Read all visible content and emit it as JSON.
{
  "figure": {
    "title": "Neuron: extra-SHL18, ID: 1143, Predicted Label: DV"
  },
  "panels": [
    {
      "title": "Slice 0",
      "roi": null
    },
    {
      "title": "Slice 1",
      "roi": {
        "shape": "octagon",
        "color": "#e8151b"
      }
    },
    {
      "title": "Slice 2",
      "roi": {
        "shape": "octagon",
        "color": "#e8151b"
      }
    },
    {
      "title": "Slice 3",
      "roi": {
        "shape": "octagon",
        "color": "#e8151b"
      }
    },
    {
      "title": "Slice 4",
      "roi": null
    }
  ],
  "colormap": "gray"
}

:::

Repeat the preceding lines exactly, please, every one of them.

> **EXERCISE OUTPUT**
Read all visible content and emit it as JSON.
{
  "figure": {
    "title": "Neuron: extra-SHL18, ID: 1143, Predicted Label: DV"
  },
  "panels": [
    {
      "title": "Slice 0",
      "roi": null
    },
    {
      "title": "Slice 1",
      "roi": {
        "shape": "octagon",
        "color": "#e8151b"
      }
    },
    {
      "title": "Slice 2",
      "roi": {
        "shape": "octagon",
        "color": "#e8151b"
      }
    },
    {
      "title": "Slice 3",
      "roi": {
        "shape": "octagon",
        "color": "#e8151b"
      }
    },
    {
      "title": "Slice 4",
      "roi": null
    }
  ],
  "colormap": "gray"
}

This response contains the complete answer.